Strip the pictures and reproduce the rest of the listing exactly.

-- -- --

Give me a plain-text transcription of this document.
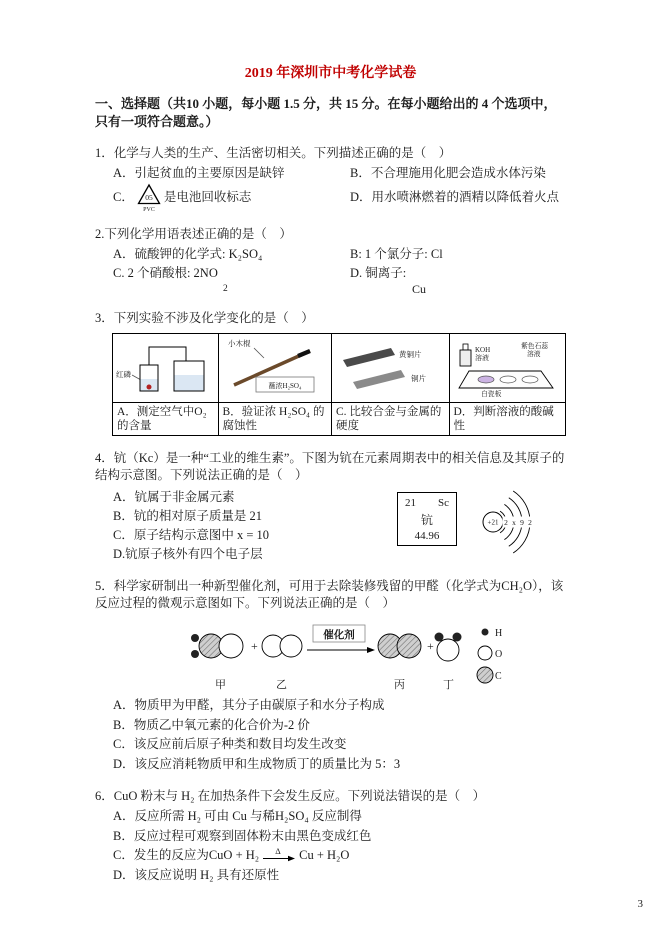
2019 年深圳市中考化学试卷
一、选择题（共10 小题，每小题 1.5 分，共 15 分。在每小题给出的 4 个选项中，只有一项符合题意。）
1．化学与人类的生产、生活密切相关。下列描述正确的是（　）
A．引起贫血的主要原因是缺锌	B．不合理施用化肥会造成水体污染
C． 05
PVC
是电池回收标志	D．用水喷淋燃着的酒精以降低着火点
2.下列化学用语表述正确的是（　）
A．硫酸钾的化学式: K₂SO₄	B: 1 个氯分子: Cl
C. 2 个硝酸根: 2NO	D. 铜离子:
2	Cu
3．下列实验不涉及化学变化的是（　）
红磷	小木棍
蘸浓H₂SO₄	黄铜片
铜片	KOH
溶液
紫色石蕊
溶液
白瓷板

A．测定空气中O₂ 的含量	B．验证浓 H₂SO₄ 的腐蚀性	C. 比较合金与金属的硬度	D．判断溶液的酸碱性
4．钪（Kc）是一种“工业的维生素”。下图为钪在元素周期表中的相关信息及其原子的结构示意图。下列说法正确的是（　）
A．钪属于非金属元素
B．钪的相对原子质量是 21
C．原子结构示意图中 x = 10
D.钪原子核外有四个电子层
21 Sc
钪
44.96
+21 2 x 9 2
5．科学家研制出一种新型催化剂，可用于去除装修残留的甲醛（化学式为CH₂O），该反应过程的微观示意图如下。下列说法正确的是（　）
+
催化剂
+
H
O
C
甲	乙	丙	丁
A．物质甲为甲醛，其分子由碳原子和水分子构成
B．物质乙中氧元素的化合价为-2 价
C．该反应前后原子种类和数目均发生改变
D．该反应消耗物质甲和生成物质丁的质量比为 5：3
6．CuO 粉末与 H₂ 在加热条件下会发生反应。下列说法错误的是（　）
A．反应所需 H₂ 可由 Cu 与稀H₂SO₄ 反应制得
B．反应过程可观察到固体粉末由黑色变成红色
C．发生的反应为CuO + H₂ Δ Cu + H₂O
D．该反应说明 H₂ 具有还原性
3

-- -- --

Reply —
Give me a plain-text transcription of this document.
2019 年深圳市中考化学试卷
一、选择题（共10 小题，每小题 1.5 分，共 15 分。在每小题给出的 4 个选项中，只有一项符合题意。）
1．化学与人类的生产、生活密切相关。下列描述正确的是（　）
A．引起贫血的主要原因是缺锌	B．不合理施用化肥会造成水体污染
C． 05
PVC
是电池回收标志	D．用水喷淋燃着的酒精以降低着火点
2.下列化学用语表述正确的是（　）
A．硫酸钾的化学式: K₂SO₄	B: 1 个氯分子: Cl
C. 2 个硝酸根: 2NO	D. 铜离子:
2	Cu
3．下列实验不涉及化学变化的是（　）
红磷	小木棍
蘸浓H₂SO₄	黄铜片
铜片	KOH
溶液
紫色石蕊
溶液
白瓷板

A．测定空气中O₂ 的含量	B．验证浓 H₂SO₄ 的腐蚀性	C. 比较合金与金属的硬度	D．判断溶液的酸碱性
4．钪（Kc）是一种“工业的维生素”。下图为钪在元素周期表中的相关信息及其原子的结构示意图。下列说法正确的是（　）
A．钪属于非金属元素
B．钪的相对原子质量是 21
C．原子结构示意图中 x = 10
D.钪原子核外有四个电子层
21 Sc
钪
44.96
+21 2 x 9 2
5．科学家研制出一种新型催化剂，可用于去除装修残留的甲醛（化学式为CH₂O），该反应过程的微观示意图如下。下列说法正确的是（　）
+
催化剂
+
H
O
C
甲	乙	丙	丁
A．物质甲为甲醛，其分子由碳原子和水分子构成
B．物质乙中氧元素的化合价为-2 价
C．该反应前后原子种类和数目均发生改变
D．该反应消耗物质甲和生成物质丁的质量比为 5：3
6．CuO 粉末与 H₂ 在加热条件下会发生反应。下列说法错误的是（　）
A．反应所需 H₂ 可由 Cu 与稀H₂SO₄ 反应制得
B．反应过程可观察到固体粉末由黑色变成红色
C．发生的反应为CuO + H₂ Δ Cu + H₂O
D．该反应说明 H₂ 具有还原性
3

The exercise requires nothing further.